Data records
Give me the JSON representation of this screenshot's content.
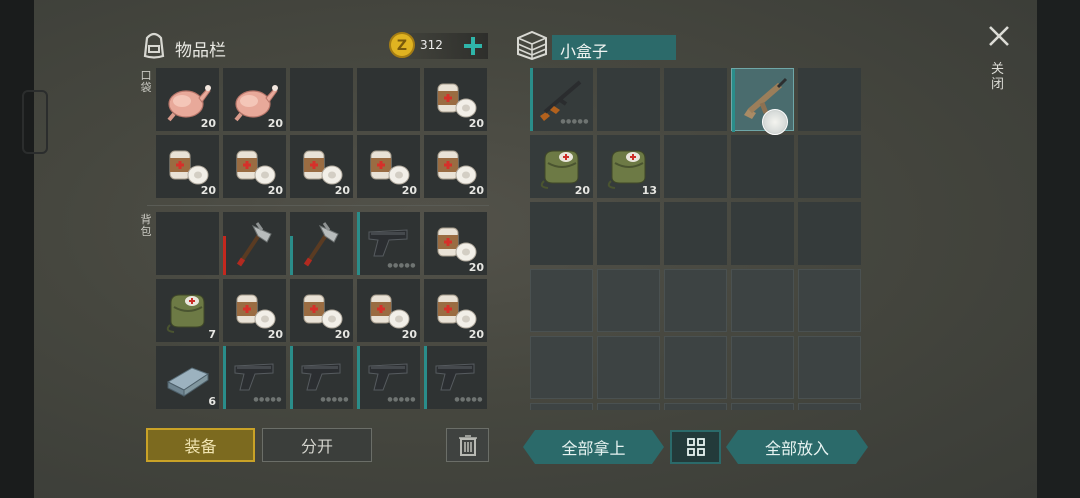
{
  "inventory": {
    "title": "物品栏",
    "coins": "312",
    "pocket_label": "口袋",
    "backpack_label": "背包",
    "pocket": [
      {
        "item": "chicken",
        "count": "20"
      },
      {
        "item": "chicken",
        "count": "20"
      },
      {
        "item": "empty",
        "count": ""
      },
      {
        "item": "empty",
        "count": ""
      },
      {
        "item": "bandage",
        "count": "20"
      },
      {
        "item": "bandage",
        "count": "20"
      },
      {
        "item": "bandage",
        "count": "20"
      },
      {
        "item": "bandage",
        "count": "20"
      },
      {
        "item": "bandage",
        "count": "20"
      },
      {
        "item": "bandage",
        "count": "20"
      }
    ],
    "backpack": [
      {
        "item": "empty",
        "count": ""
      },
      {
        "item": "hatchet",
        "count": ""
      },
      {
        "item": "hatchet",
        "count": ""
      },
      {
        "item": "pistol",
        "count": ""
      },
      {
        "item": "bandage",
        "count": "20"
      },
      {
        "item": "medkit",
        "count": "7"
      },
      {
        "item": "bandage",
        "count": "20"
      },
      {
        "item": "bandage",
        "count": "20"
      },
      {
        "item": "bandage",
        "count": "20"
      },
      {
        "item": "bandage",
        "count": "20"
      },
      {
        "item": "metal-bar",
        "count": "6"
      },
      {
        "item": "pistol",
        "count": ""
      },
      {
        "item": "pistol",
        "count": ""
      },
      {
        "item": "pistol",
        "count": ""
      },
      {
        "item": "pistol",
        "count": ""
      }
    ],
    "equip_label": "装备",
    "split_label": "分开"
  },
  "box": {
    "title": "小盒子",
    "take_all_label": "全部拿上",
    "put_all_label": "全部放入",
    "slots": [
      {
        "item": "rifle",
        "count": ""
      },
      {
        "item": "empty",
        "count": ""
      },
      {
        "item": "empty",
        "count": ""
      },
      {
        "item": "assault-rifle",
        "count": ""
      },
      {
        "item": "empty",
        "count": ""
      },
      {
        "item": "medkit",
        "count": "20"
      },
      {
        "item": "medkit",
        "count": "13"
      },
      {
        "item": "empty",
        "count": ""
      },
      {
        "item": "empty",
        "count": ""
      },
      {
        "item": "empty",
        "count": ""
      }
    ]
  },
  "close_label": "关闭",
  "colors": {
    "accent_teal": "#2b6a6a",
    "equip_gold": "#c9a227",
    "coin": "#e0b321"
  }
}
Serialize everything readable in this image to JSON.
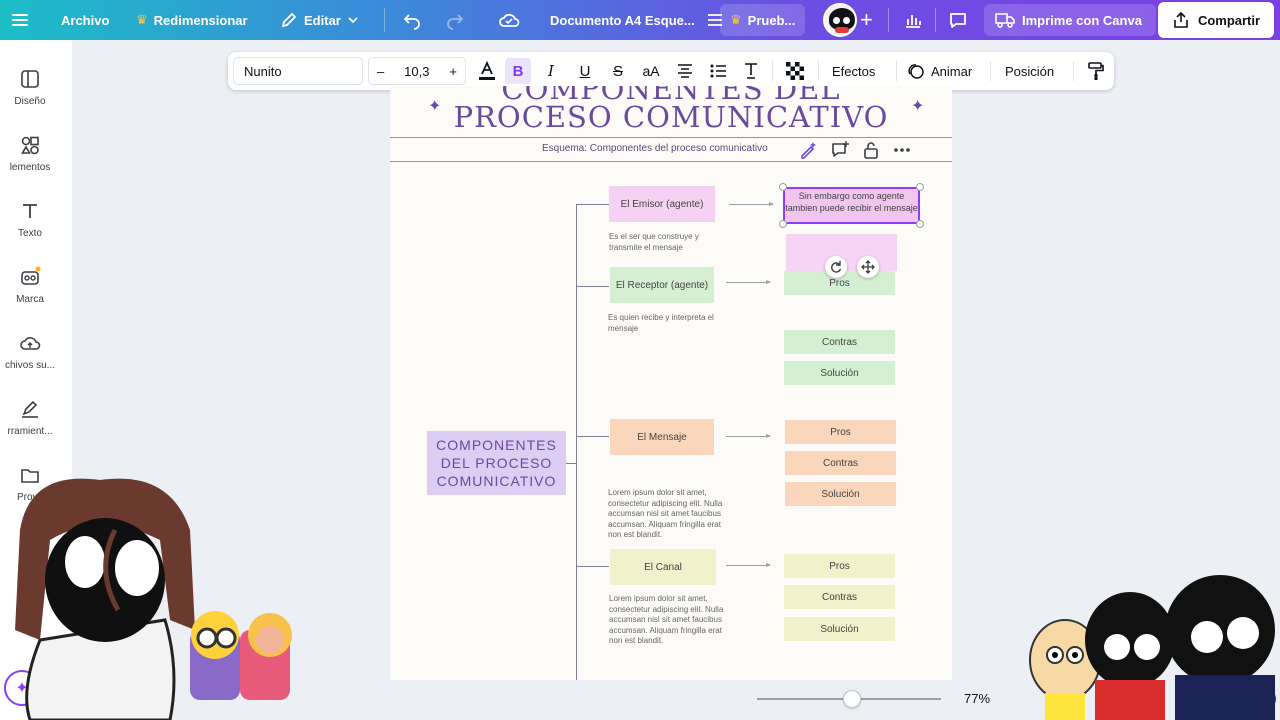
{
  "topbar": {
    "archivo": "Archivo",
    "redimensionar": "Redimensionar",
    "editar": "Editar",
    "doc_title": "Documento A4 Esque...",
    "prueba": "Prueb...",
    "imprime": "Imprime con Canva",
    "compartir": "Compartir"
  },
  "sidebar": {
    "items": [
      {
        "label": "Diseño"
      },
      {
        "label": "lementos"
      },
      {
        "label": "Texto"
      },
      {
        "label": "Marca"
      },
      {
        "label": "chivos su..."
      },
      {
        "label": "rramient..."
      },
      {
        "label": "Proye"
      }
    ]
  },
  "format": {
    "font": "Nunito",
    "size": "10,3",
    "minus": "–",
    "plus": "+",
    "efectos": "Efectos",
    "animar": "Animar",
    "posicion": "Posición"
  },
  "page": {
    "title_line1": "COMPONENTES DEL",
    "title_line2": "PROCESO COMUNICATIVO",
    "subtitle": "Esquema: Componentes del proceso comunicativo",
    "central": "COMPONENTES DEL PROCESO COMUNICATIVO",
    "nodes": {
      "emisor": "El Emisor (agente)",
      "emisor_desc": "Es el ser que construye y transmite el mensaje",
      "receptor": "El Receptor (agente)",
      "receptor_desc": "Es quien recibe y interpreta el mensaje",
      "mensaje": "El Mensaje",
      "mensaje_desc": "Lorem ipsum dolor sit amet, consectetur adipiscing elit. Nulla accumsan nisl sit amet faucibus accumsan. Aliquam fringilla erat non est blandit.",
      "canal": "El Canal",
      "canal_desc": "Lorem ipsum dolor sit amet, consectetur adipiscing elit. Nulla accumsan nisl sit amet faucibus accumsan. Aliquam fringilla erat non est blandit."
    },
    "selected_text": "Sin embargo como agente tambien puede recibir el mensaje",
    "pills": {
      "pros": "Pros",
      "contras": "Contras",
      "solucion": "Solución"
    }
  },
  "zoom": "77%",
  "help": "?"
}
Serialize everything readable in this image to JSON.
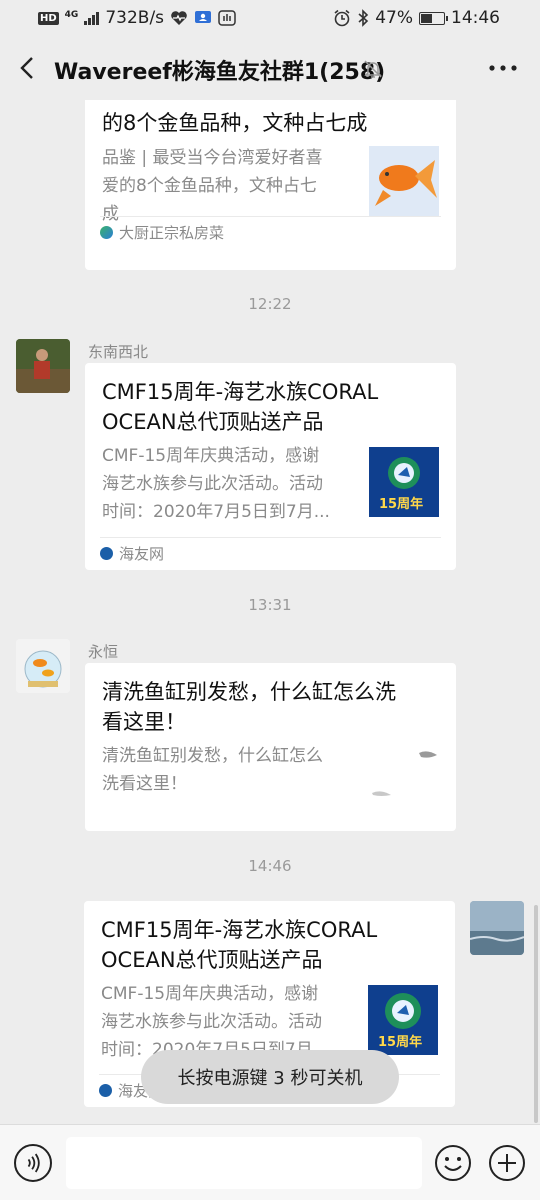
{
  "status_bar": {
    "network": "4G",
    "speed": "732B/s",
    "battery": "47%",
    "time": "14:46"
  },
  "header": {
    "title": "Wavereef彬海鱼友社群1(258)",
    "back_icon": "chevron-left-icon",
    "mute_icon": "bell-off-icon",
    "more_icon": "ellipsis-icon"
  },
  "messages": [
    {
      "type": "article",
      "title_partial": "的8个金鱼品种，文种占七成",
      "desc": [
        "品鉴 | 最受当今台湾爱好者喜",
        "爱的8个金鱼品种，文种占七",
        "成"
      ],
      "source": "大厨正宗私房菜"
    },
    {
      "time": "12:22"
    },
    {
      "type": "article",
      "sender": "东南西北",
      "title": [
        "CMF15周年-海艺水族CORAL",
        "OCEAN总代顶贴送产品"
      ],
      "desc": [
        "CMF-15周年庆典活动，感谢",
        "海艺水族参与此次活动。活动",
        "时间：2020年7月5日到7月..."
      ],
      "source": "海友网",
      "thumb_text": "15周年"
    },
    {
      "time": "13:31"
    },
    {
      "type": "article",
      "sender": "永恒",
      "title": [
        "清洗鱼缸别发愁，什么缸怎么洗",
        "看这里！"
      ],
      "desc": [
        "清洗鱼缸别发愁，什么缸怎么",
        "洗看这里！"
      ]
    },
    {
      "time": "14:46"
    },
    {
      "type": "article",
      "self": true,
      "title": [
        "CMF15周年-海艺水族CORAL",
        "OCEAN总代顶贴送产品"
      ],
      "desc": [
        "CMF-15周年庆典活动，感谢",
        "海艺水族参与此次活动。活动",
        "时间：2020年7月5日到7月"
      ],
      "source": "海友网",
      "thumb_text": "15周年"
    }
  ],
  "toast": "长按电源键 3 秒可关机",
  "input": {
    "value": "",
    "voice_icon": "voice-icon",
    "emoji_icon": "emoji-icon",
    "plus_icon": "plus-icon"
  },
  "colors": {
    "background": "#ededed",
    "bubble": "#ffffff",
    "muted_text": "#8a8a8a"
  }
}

* * *

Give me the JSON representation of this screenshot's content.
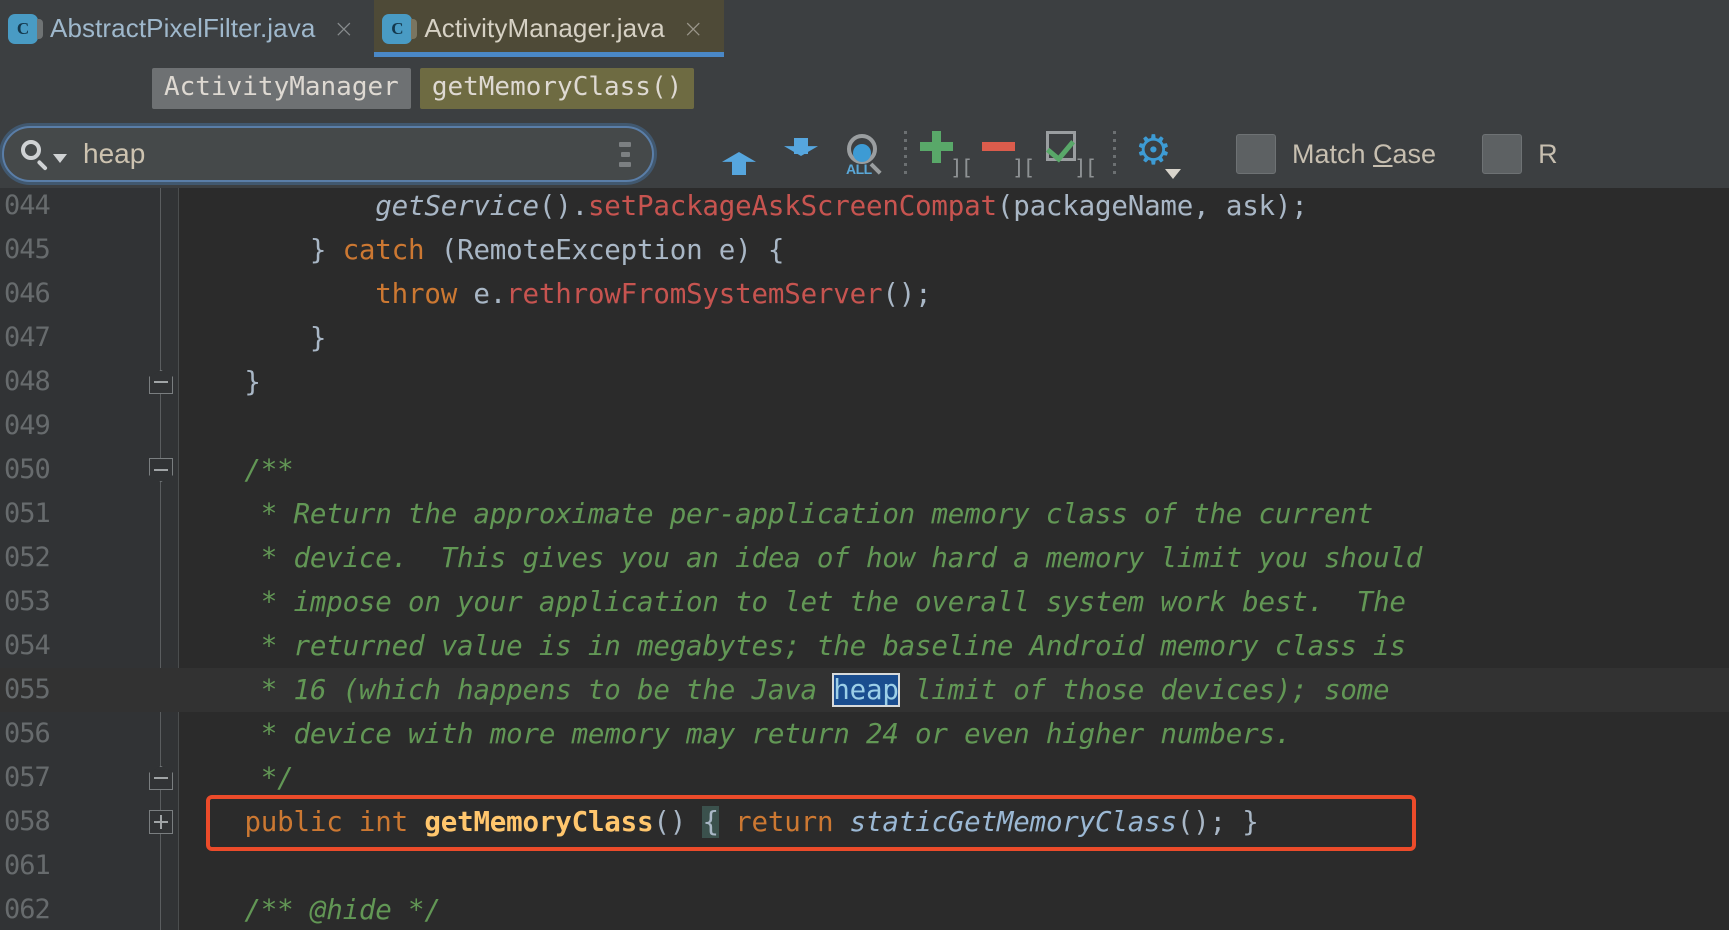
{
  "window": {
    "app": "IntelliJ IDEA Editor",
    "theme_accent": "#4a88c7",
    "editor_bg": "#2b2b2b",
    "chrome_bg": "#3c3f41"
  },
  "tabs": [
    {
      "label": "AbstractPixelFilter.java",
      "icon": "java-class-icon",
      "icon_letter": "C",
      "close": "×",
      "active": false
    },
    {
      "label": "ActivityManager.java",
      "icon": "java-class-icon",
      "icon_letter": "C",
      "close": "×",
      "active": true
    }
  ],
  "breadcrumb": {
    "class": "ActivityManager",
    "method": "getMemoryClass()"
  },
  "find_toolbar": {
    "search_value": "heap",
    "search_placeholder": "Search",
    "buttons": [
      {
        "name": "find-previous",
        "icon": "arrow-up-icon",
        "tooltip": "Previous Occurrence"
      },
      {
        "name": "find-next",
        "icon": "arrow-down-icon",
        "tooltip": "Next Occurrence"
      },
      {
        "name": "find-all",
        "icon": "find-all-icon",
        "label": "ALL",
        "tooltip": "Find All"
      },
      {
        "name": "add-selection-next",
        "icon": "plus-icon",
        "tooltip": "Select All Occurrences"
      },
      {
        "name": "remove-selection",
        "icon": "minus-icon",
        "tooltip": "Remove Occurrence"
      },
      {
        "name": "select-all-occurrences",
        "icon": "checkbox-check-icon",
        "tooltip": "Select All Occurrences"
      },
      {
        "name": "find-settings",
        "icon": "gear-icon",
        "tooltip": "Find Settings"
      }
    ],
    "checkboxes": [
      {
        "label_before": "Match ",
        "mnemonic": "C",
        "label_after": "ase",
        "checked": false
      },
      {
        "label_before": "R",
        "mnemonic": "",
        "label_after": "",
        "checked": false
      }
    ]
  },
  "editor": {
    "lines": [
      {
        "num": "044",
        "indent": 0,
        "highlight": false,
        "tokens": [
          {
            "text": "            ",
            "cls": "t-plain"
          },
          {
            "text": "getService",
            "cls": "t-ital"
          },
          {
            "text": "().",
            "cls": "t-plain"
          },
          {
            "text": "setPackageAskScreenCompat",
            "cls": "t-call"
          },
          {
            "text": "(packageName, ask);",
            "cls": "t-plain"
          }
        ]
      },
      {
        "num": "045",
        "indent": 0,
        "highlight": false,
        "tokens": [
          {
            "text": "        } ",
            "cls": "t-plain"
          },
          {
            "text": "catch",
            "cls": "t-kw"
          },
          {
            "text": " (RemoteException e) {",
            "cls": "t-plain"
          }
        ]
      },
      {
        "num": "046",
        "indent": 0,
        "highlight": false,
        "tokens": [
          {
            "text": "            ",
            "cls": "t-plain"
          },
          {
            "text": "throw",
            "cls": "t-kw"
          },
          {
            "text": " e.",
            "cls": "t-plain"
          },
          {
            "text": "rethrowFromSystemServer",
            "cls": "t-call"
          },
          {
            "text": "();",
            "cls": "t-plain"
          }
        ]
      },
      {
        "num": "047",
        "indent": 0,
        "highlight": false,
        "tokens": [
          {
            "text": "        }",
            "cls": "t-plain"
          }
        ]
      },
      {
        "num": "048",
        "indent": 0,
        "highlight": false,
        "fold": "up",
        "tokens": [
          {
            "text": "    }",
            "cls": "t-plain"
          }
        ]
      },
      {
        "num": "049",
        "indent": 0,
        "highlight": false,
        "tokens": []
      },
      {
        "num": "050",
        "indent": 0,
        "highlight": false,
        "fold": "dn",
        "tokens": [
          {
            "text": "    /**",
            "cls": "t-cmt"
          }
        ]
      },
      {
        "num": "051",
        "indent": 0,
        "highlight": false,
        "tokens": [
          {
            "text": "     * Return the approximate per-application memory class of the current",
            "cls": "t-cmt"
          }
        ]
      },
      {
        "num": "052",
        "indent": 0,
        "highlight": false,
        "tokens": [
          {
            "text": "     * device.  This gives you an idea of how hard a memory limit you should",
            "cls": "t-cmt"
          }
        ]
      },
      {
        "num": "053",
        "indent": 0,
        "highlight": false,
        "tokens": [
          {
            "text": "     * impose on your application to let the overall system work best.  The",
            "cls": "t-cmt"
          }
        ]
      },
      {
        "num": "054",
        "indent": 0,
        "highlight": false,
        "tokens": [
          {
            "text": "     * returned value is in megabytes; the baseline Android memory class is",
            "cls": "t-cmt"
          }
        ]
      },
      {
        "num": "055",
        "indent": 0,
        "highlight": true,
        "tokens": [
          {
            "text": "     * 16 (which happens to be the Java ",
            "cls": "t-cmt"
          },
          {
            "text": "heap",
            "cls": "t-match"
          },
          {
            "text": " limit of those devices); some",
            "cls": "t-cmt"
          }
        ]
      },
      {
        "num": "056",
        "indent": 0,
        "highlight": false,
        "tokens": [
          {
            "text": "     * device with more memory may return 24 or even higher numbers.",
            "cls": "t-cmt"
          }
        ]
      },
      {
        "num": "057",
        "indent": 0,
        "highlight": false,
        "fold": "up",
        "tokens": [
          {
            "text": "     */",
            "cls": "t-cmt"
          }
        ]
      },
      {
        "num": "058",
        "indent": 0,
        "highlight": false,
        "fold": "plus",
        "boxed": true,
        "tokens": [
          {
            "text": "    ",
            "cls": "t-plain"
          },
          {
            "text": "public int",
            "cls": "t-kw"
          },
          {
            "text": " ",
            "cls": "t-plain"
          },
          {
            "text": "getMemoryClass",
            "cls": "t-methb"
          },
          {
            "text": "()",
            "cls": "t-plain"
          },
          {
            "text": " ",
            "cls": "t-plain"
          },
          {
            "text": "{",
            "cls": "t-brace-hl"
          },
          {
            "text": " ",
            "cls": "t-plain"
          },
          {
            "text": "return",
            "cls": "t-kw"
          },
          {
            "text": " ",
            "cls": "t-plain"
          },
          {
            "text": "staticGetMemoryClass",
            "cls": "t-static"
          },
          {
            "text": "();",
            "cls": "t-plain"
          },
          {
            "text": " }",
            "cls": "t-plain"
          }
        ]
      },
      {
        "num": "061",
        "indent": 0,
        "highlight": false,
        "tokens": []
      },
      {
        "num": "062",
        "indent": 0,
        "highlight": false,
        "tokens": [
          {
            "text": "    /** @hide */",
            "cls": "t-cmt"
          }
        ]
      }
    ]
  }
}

Exercise task. Look through the data above. Find each line with the string "accumsan" and copy it.

Solution to this problem.
      "mensaje_desc": "Lorem ipsum dolor sit amet, consectetur adipiscing elit. Nulla accumsan nisl sit amet faucibus accumsan. Aliquam fringilla erat non est blandit.",
      "canal_desc": "Lorem ipsum dolor sit amet, consectetur adipiscing elit. Nulla accumsan nisl sit amet faucibus accumsan. Aliquam fringilla erat non est blandit."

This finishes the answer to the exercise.